--- Begin ---

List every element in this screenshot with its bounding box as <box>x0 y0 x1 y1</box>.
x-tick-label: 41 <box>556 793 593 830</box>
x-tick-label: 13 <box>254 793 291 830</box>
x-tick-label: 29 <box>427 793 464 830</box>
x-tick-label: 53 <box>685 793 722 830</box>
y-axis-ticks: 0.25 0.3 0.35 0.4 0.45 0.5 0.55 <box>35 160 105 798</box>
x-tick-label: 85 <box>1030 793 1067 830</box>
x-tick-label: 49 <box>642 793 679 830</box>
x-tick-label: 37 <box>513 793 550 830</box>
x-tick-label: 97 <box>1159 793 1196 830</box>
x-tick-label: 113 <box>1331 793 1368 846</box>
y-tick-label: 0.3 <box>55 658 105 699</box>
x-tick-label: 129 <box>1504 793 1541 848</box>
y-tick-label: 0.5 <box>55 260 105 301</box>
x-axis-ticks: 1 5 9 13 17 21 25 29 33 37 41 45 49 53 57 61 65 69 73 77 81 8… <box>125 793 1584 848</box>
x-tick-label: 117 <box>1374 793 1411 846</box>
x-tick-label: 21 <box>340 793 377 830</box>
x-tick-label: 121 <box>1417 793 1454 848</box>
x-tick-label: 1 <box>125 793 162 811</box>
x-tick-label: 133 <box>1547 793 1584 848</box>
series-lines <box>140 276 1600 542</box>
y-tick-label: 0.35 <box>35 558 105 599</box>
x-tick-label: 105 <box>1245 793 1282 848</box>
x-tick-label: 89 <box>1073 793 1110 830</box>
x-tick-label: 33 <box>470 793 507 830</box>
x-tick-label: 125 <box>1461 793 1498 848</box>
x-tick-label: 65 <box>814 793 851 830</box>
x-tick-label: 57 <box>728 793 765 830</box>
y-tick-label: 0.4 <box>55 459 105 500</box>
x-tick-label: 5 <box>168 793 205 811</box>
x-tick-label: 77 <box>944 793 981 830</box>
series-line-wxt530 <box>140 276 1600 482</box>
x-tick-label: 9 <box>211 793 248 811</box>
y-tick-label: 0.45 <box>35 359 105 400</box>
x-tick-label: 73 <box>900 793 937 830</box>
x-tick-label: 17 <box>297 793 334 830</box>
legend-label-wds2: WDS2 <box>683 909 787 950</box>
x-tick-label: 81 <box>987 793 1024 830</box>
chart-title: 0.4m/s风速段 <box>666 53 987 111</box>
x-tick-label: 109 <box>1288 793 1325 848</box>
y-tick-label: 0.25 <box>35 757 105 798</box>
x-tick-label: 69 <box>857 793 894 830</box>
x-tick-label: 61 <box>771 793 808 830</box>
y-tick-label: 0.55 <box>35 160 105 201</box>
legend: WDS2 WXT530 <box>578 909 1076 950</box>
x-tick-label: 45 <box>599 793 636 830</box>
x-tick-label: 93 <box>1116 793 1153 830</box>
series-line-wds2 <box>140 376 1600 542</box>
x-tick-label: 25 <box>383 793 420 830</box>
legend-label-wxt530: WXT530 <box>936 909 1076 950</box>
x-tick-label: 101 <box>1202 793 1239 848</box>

--- End ---

Put every line of the records above into a Markdown table with the columns No. and Line, numbering the rows in order and leaving out any blank lines.

FINISHED EXERCISE:
| No. | Line |
|---|---|
| 1 | List every element in this screenshot with its bounding box as <box>x0 y0 x1 y1</box>. |
| 2 | x-tick-label: 41 <box>556 793 593 830</box> |
| 3 | x-tick-label: 13 <box>254 793 291 830</box> |
| 4 | x-tick-label: 29 <box>427 793 464 830</box> |
| 5 | x-tick-label: 53 <box>685 793 722 830</box> |
| 6 | y-axis-ticks: 0.25 0.3 0.35 0.4 0.45 0.5 0.55 <box>35 160 105 798</box> |
| 7 | x-tick-label: 85 <box>1030 793 1067 830</box> |
| 8 | x-tick-label: 49 <box>642 793 679 830</box> |
| 9 | x-tick-label: 37 <box>513 793 550 830</box> |
| 10 | x-tick-label: 97 <box>1159 793 1196 830</box> |
| 11 | x-tick-label: 113 <box>1331 793 1368 846</box> |
| 12 | y-tick-label: 0.3 <box>55 658 105 699</box> |
| 13 | x-tick-label: 129 <box>1504 793 1541 848</box> |
| 14 | y-tick-label: 0.5 <box>55 260 105 301</box> |
| 15 | x-axis-ticks: 1 5 9 13 17 21 25 29 33 37 41 45 49 53 57 61 65 69 73 77 81 8… <box>125 793 1584 848</box> |
| 16 | x-tick-label: 117 <box>1374 793 1411 846</box> |
| 17 | x-tick-label: 21 <box>340 793 377 830</box> |
| 18 | x-tick-label: 121 <box>1417 793 1454 848</box> |
| 19 | x-tick-label: 1 <box>125 793 162 811</box> |
| 20 | x-tick-label: 133 <box>1547 793 1584 848</box> |
| 21 | series-lines <box>140 276 1600 542</box> |
| 22 | y-tick-label: 0.35 <box>35 558 105 599</box> |
| 23 | x-tick-label: 105 <box>1245 793 1282 848</box> |
| 24 | x-tick-label: 89 <box>1073 793 1110 830</box> |
| 25 | x-tick-label: 33 <box>470 793 507 830</box> |
| 26 | x-tick-label: 125 <box>1461 793 1498 848</box> |
| 27 | x-tick-label: 65 <box>814 793 851 830</box> |
| 28 | x-tick-label: 57 <box>728 793 765 830</box> |
| 29 | y-tick-label: 0.4 <box>55 459 105 500</box> |
| 30 | x-tick-label: 5 <box>168 793 205 811</box> |
| 31 | x-tick-label: 77 <box>944 793 981 830</box> |
| 32 | series-line-wxt530 <box>140 276 1600 482</box> |
| 33 | x-tick-label: 9 <box>211 793 248 811</box> |
| 34 | y-tick-label: 0.45 <box>35 359 105 400</box> |
| 35 | x-tick-label: 73 <box>900 793 937 830</box> |
| 36 | x-tick-label: 17 <box>297 793 334 830</box> |
| 37 | legend-label-wds2: WDS2 <box>683 909 787 950</box> |
| 38 | x-tick-label: 81 <box>987 793 1024 830</box> |
| 39 | chart-title: 0.4m/s风速段 <box>666 53 987 111</box> |
| 40 | x-tick-label: 109 <box>1288 793 1325 848</box> |
| 41 | y-tick-label: 0.25 <box>35 757 105 798</box> |
| 42 | x-tick-label: 69 <box>857 793 894 830</box> |
| 43 | x-tick-label: 61 <box>771 793 808 830</box> |
| 44 | y-tick-label: 0.55 <box>35 160 105 201</box> |
| 45 | legend: WDS2 WXT530 <box>578 909 1076 950</box> |
| 46 | x-tick-label: 45 <box>599 793 636 830</box> |
| 47 | x-tick-label: 93 <box>1116 793 1153 830</box> |
| 48 | series-line-wds2 <box>140 376 1600 542</box> |
| 49 | x-tick-label: 25 <box>383 793 420 830</box> |
| 50 | legend-label-wxt530: WXT530 <box>936 909 1076 950</box> |
| 51 | x-tick-label: 101 <box>1202 793 1239 848</box> |